Colloquium - Supporting Ethical Design & Confronting the Threats of Dark Patterns

Colloquium - Supporting Ethical Design & Confronting the Threats of Dark Patterns promotional image

Speaker
Colin M. Gray, PhD, Indiana University

Abstract

Design and technology work is inherently ethical, shaped by complex constraints, power dynamics, and competing stakeholder interests. Yet the same design expertise intended to support users is increasingly leveraged to manipulate them through deceptive practices often described as “dark patterns.” In this talk, I integrate my work on ethical design methods with over five years of research on deceptive design to examine how ethics is negotiated in everyday technology practice. I introduce ethical mediation as a lens for understanding designers’ roles in shaping ethical awareness and action, and connect this framing to empirical examples of manipulative and deceptive design patterns that are ubiquitous and increasingly subject to legal and regulatory scrutiny. These cases illustrate both individual and structural challenges to ethical design. I then describe efforts to collect, codify, and disseminate ethics-focused design methods, presenting a structured language for characterizing ethical stances and method components. I conclude by considering how design methods, organizational practices, and regulation can jointly support more responsible design, addressing both near-term harms such as manipulation and longer-term questions of social impact, responsibility, and governance.

Bio
Colin M. Gray is an Associate Professor in the Luddy School of Informatics, Computing, and Engineering at Indiana University Bloomington, where they are Director of the Human-Computer Interaction design (HCI/d) program. They hold an appointment as Visiting Researcher at Northumbria University and have previously held appointments as Guest Professor at Beijing Normal University and Visiting Researcher at Newcastle University.

■ List of tasks:
A - Translate this sentence from the colloquium announcement into Spanish: "These cases illustrate both individual and structural challenges to ethical design."
B - Write the next part of the colloquium announcement, picking up after its final sentence.

■ Given information:

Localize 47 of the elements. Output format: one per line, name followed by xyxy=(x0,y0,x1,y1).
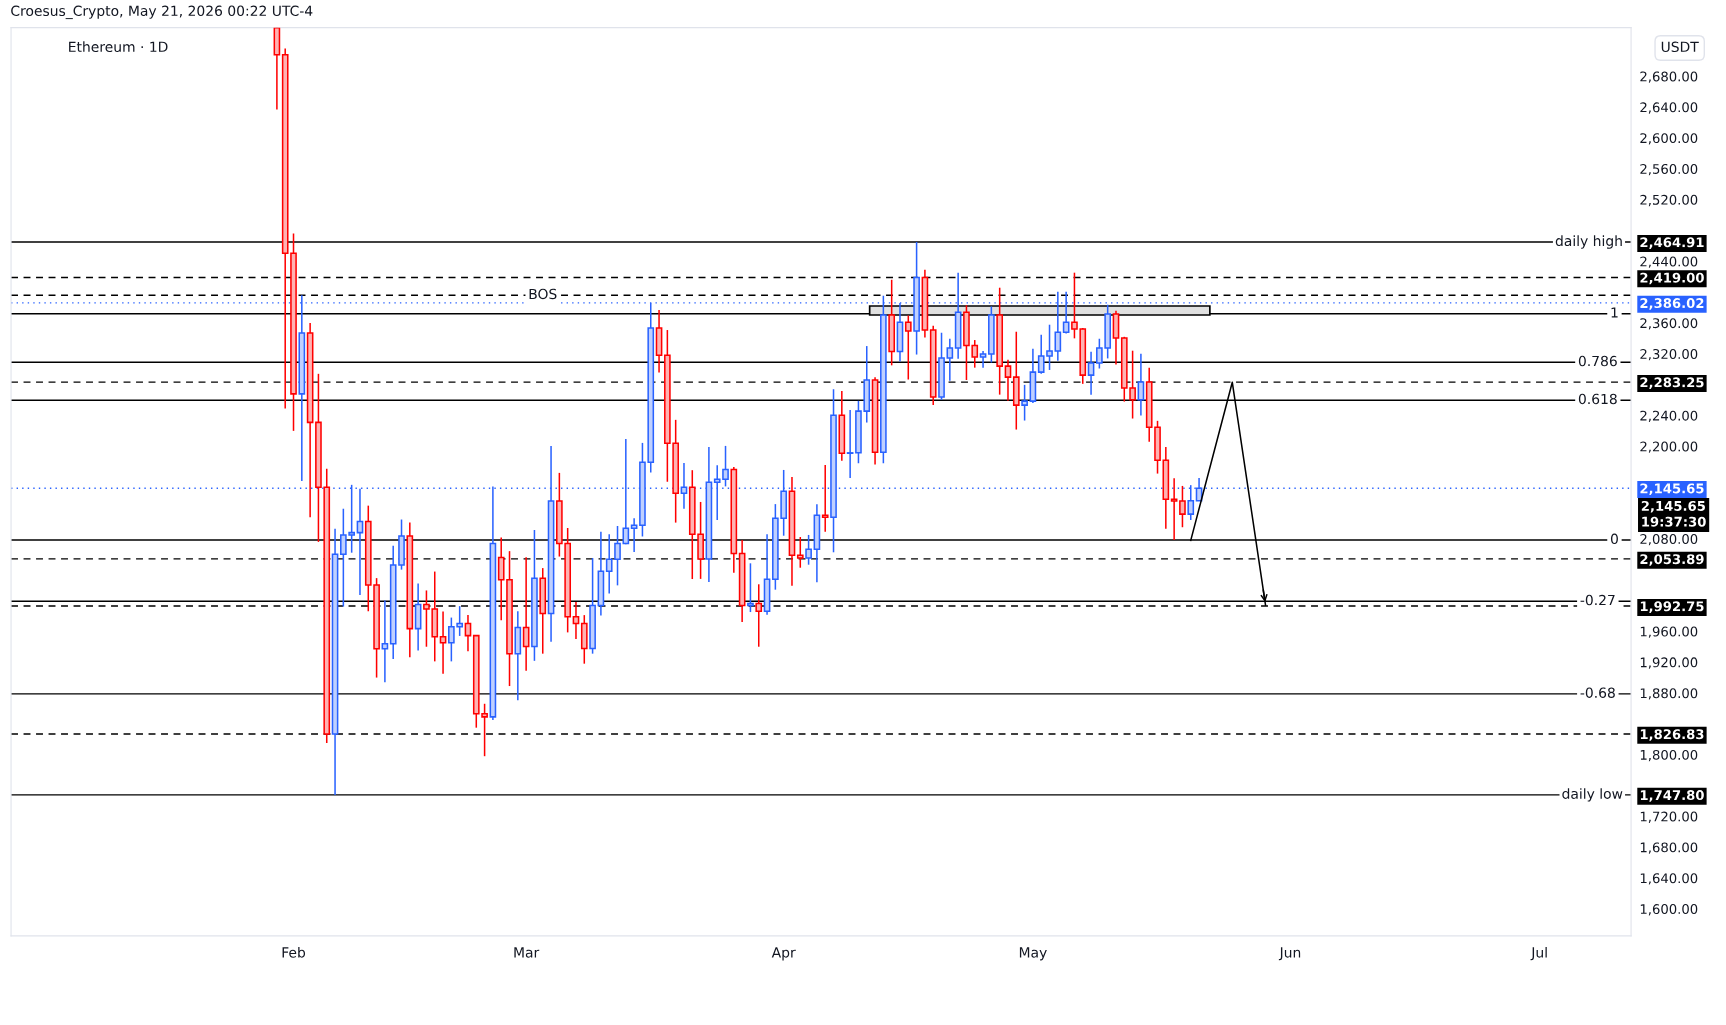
y-tick-label: 1,680.00 xyxy=(1640,842,1698,854)
y-tick-label: 2,600.00 xyxy=(1640,133,1698,145)
y-axis-title: USDT xyxy=(1661,41,1699,53)
y-tick-label: 2,200.00 xyxy=(1640,441,1698,453)
x-tick-label: Jun xyxy=(1278,947,1301,961)
x-tick-label: Mar xyxy=(514,947,540,958)
annotation: 0 xyxy=(1610,533,1618,545)
y-tick-label: 1,826.83 xyxy=(1640,729,1704,741)
y-tick-label: 1,600.00 xyxy=(1640,904,1698,916)
y-tick-label: 2,419.00 xyxy=(1640,272,1704,285)
ref-line-label: daily low xyxy=(1562,788,1623,802)
y-tick-label: 2,360.00 xyxy=(1640,318,1698,330)
y-tick-label: 2,080.00 xyxy=(1640,534,1698,546)
annotation: 0.786 xyxy=(1578,355,1617,367)
annotation: -0.68 xyxy=(1580,687,1615,698)
y-tick-label: 1,880.00 xyxy=(1640,688,1698,700)
annotation: 1 xyxy=(1611,307,1618,318)
x-tick-label: Feb xyxy=(282,946,306,958)
y-tick-label: 1,992.75 xyxy=(1640,601,1704,613)
text: Ethereum · 1D xyxy=(69,41,168,53)
y-tick-label: 2,440.00 xyxy=(1640,256,1698,268)
y-tick-label: 1,960.00 xyxy=(1640,626,1698,638)
y-tick-label: 1,747.80 xyxy=(1640,790,1704,802)
y-tick-label: 2,053.89 xyxy=(1640,554,1704,566)
x-tick-label: Apr xyxy=(771,947,796,961)
text: Croesus_Crypto, May 21, 2026 00:22 UTC-4 xyxy=(11,5,313,20)
y-tick-label: 2,560.00 xyxy=(1640,163,1698,176)
x-tick-label: May xyxy=(1019,947,1047,961)
y-tick-label: 2,283.25 xyxy=(1640,377,1704,389)
y-tick-label: 2,520.00 xyxy=(1640,194,1698,207)
y-tick-label: 2,145.65 xyxy=(1640,483,1704,496)
text: 2,145.65 19:37:30 xyxy=(1641,500,1706,527)
y-tick-label: 1,920.00 xyxy=(1640,657,1698,669)
x-tick-label: Jul xyxy=(1530,946,1547,961)
y-tick-label: 1,640.00 xyxy=(1640,873,1698,885)
y-tick-label: 2,464.91 xyxy=(1640,237,1704,249)
ref-line-label: daily high xyxy=(1555,235,1622,249)
annotation: BOS xyxy=(529,288,557,300)
annotation: -0.27 xyxy=(1580,594,1615,606)
y-tick-label: 2,640.00 xyxy=(1640,102,1698,114)
y-tick-label: 1,800.00 xyxy=(1640,749,1698,762)
y-tick-label: 1,720.00 xyxy=(1640,811,1698,823)
annotation: 0.618 xyxy=(1578,393,1617,405)
y-tick-label: 2,386.02 xyxy=(1640,298,1704,310)
y-tick-label: 2,680.00 xyxy=(1640,71,1698,83)
y-tick-label: 2,320.00 xyxy=(1640,349,1698,361)
y-tick-label: 2,240.00 xyxy=(1640,410,1698,422)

■ Answers for the exercise:
A - Estos casos ilustran desafíos tanto individuales como estructurales para el diseño ético.

B -
Colin holds a PhD in Instructional Systems Technology from Indiana University Bloomington, a MEd in Educational Technology from University of South Carolina, and a MA in Graphic Design from Savannah College of Art & Design. They have worked as an art director, contract designer, and trainer, and their involvement in design work informs their research on design activity and how design capability is learned. Colin’s research focuses on the ways in which the pedagogy and practice of designers informs the development of design ability, particularly in relation to ethics, design knowledge, and dark patterns. They have consulted on multiple legal cases relating to dark patterns and data protection and work with regulatory bodies and non-profit organizations to increase awareness and action relating to deceptive and manipulative design practices. Colin’s research and engagement activities cross multiple disciplines, including human-computer interaction, instructional design and technology, law and policy, design theory and education, and engineering and technology education.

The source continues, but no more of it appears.